#### PROBLEM:
In the entries that follow, count each line containing "from" and state the total, nothing more.

#### RAW RECORDS:
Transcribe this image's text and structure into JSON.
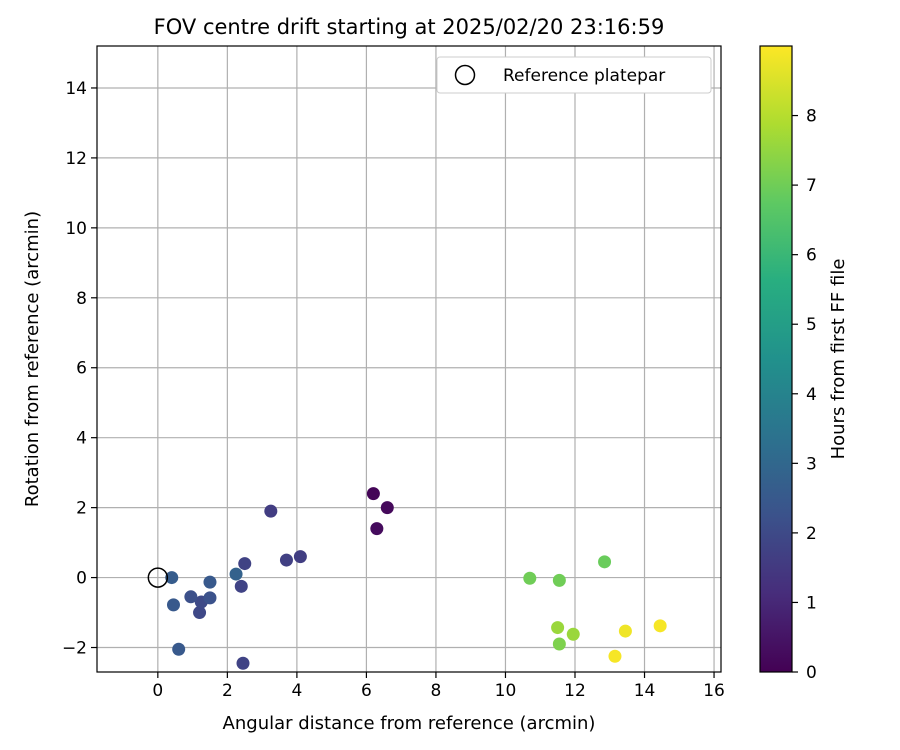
{
  "chart_data": {
    "type": "scatter",
    "title": "FOV centre drift starting at 2025/02/20 23:16:59",
    "xlabel": "Angular distance from reference (arcmin)",
    "ylabel": "Rotation from reference (arcmin)",
    "xlim": [
      -1.75,
      16.2
    ],
    "ylim": [
      -2.7,
      15.2
    ],
    "x_ticks": [
      0,
      2,
      4,
      6,
      8,
      10,
      12,
      14,
      16
    ],
    "y_ticks": [
      -2,
      0,
      2,
      4,
      6,
      8,
      10,
      12,
      14
    ],
    "grid": true,
    "legend": {
      "location": "upper-right",
      "entries": [
        "Reference platepar"
      ]
    },
    "reference": {
      "label": "Reference platepar",
      "x": 0,
      "y": 0,
      "marker": "open-circle"
    },
    "colorbar": {
      "label": "Hours from first FF file",
      "colormap": "viridis",
      "min": 0,
      "max": 9,
      "ticks": [
        0,
        1,
        2,
        3,
        4,
        5,
        6,
        7,
        8
      ]
    },
    "series": [
      {
        "points": [
          {
            "x": 6.2,
            "y": 2.4,
            "hours": 0.1
          },
          {
            "x": 6.6,
            "y": 2.0,
            "hours": 0.2
          },
          {
            "x": 6.3,
            "y": 1.4,
            "hours": 0.25
          },
          {
            "x": 3.25,
            "y": 1.9,
            "hours": 1.6
          },
          {
            "x": 4.1,
            "y": 0.6,
            "hours": 1.65
          },
          {
            "x": 3.7,
            "y": 0.5,
            "hours": 1.7
          },
          {
            "x": 2.5,
            "y": 0.4,
            "hours": 1.75
          },
          {
            "x": 2.4,
            "y": -0.25,
            "hours": 1.8
          },
          {
            "x": 2.45,
            "y": -2.45,
            "hours": 1.8
          },
          {
            "x": 1.2,
            "y": -1.0,
            "hours": 1.95
          },
          {
            "x": 1.25,
            "y": -0.7,
            "hours": 2.0
          },
          {
            "x": 0.95,
            "y": -0.55,
            "hours": 2.2
          },
          {
            "x": 1.5,
            "y": -0.58,
            "hours": 2.25
          },
          {
            "x": 1.5,
            "y": -0.13,
            "hours": 2.5
          },
          {
            "x": 0.45,
            "y": -0.78,
            "hours": 2.5
          },
          {
            "x": 0.6,
            "y": -2.05,
            "hours": 2.5
          },
          {
            "x": 0.4,
            "y": 0.0,
            "hours": 2.6
          },
          {
            "x": 2.25,
            "y": 0.1,
            "hours": 2.8
          },
          {
            "x": 12.85,
            "y": 0.45,
            "hours": 6.9
          },
          {
            "x": 10.7,
            "y": -0.02,
            "hours": 7.0
          },
          {
            "x": 11.55,
            "y": -0.08,
            "hours": 7.0
          },
          {
            "x": 11.55,
            "y": -1.9,
            "hours": 7.2
          },
          {
            "x": 11.5,
            "y": -1.43,
            "hours": 7.6
          },
          {
            "x": 11.95,
            "y": -1.62,
            "hours": 7.6
          },
          {
            "x": 13.45,
            "y": -1.53,
            "hours": 8.8
          },
          {
            "x": 14.45,
            "y": -1.38,
            "hours": 8.9
          },
          {
            "x": 13.15,
            "y": -2.25,
            "hours": 8.9
          }
        ]
      }
    ]
  }
}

#### WRITTEN SOLUTION:
3